Show every line in the entries below where the word "Institute" appears.

# # # # # # #

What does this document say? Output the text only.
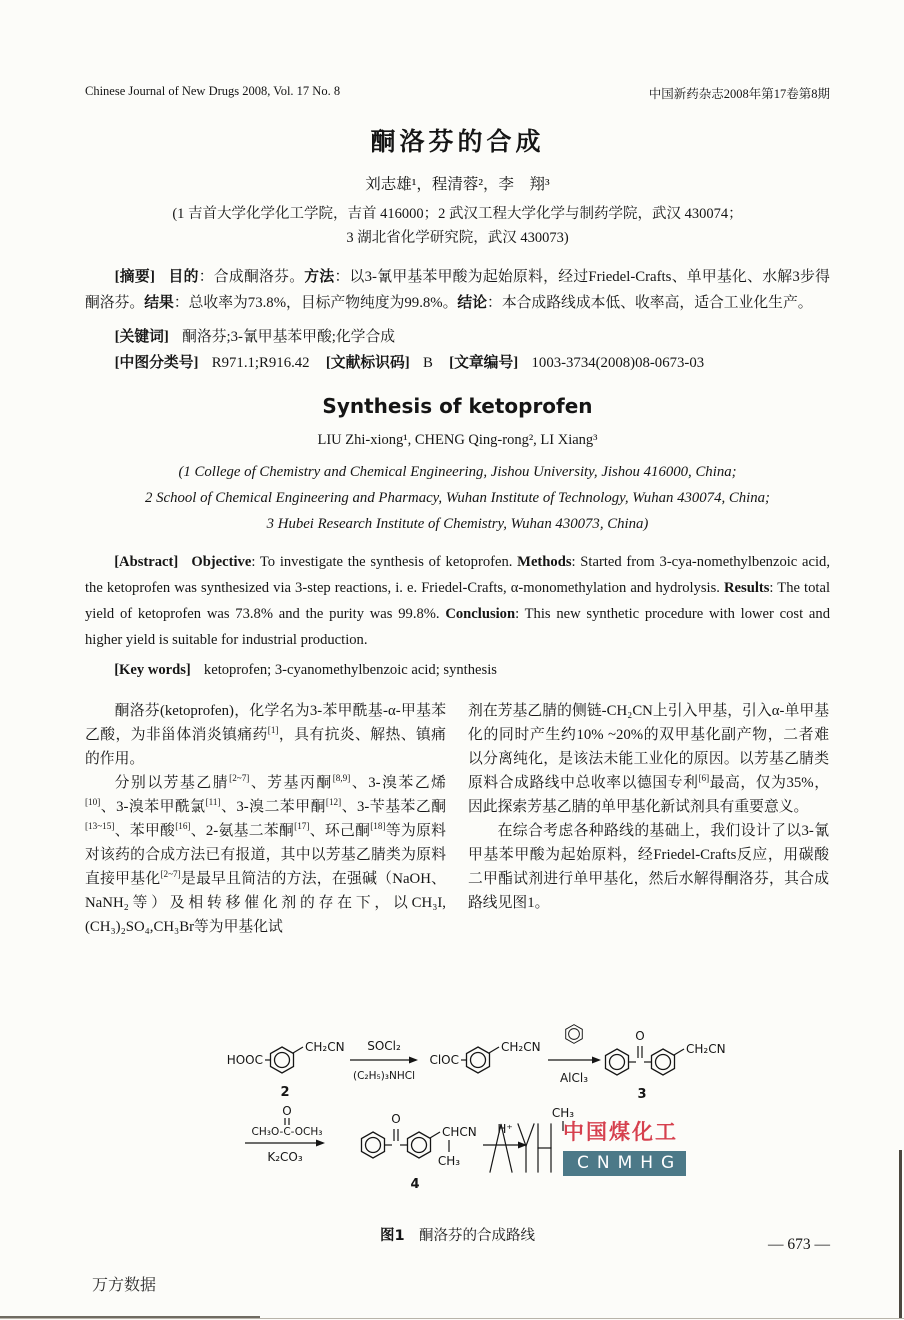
Chinese Journal of New Drugs 2008, Vol. 17 No. 8	中国新药杂志2008年第17卷第8期
酮洛芬的合成
刘志雄¹，程清蓉²，李　翔³
(1 吉首大学化学化工学院，吉首 416000；2 武汉工程大学化学与制药学院，武汉 430074；
3 湖北省化学研究院，武汉 430073)

[摘要] 目的：合成酮洛芬。方法：以3-氰甲基苯甲酸为起始原料，经过Friedel-Crafts、单甲基化、水解3步得酮洛芬。结果：总收率为73.8%，目标产物纯度为99.8%。结论：本合成路线成本低、收率高，适合工业化生产。

[关键词] 酮洛芬;3-氰甲基苯甲酸;化学合成

[中图分类号] R971.1;R916.42 [文献标识码] B [文章编号] 1003-3734(2008)08-0673-03

Synthesis of ketoprofen
LIU Zhi-xiong¹, CHENG Qing-rong², LI Xiang³
(1 College of Chemistry and Chemical Engineering, Jishou University, Jishou 416000, China;
2 School of Chemical Engineering and Pharmacy, Wuhan Institute of Technology, Wuhan 430074, China;
3 Hubei Research Institute of Chemistry, Wuhan 430073, China)

[Abstract] Objective: To investigate the synthesis of ketoprofen. Methods: Started from 3-cya-nomethylbenzoic acid, the ketoprofen was synthesized via 3-step reactions, i. e. Friedel-Crafts, α-monomethylation and hydrolysis. Results: The total yield of ketoprofen was 73.8% and the purity was 99.8%. Conclusion: This new synthetic procedure with lower cost and higher yield is suitable for industrial production.

[Key words] ketoprofen; 3-cyanomethylbenzoic acid; synthesis

酮洛芬(ketoprofen)，化学名为3-苯甲酰基-α-甲基苯乙酸，为非甾体消炎镇痛药[1]，具有抗炎、解热、镇痛的作用。

分别以芳基乙腈[2~7]、芳基丙酮[8,9]、3-溴苯乙烯[10]、3-溴苯甲酰氯[11]、3-溴二苯甲酮[12]、3-苄基苯乙酮[13~15]、苯甲酸[16]、2-氨基二苯酮[17]、环己酮[18]等为原料对该药的合成方法已有报道，其中以芳基乙腈类为原料直接甲基化[2~7]是最早且简洁的方法，在强碱（NaOH、NaNH₂等）及相转移催化剂的存在下，以CH₃I,(CH₃)₂SO₄,CH₃Br等为甲基化试

剂在芳基乙腈的侧链-CH₂CN上引入甲基，引入α-单甲基化的同时产生约10% ~20%的双甲基化副产物，二者难以分离纯化，是该法未能工业化的原因。以芳基乙腈类原料合成路线中总收率以德国专利[6]最高，仅为35%，因此探索芳基乙腈的单甲基化新试剂具有重要意义。

在综合考虑各种路线的基础上，我们设计了以3-氰甲基苯甲酸为起始原料，经Friedel-Crafts反应，用碳酸二甲酯试剂进行单甲基化，然后水解得酮洛芬，其合成路线见图1。

HOOC
CH₂CN
2
SOCl₂
(C₂H₅)₃NHCl
ClOC
CH₂CN
AlCl₃
O
CH₂CN
3
O
CH₃O-C-OCH₃
K₂CO₃
O
CHCN
CH₃
4
H⁺
CH₃
中国煤化工
CNMHG
图1 酮洛芬的合成路线	— 673 —
万方数据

# # # # # # #

### Completed task
2 School of Chemical Engineering and Pharmacy, Wuhan Institute of Technology, Wuhan 430074, China;
3 Hubei Research Institute of Chemistry, Wuhan 430073, China)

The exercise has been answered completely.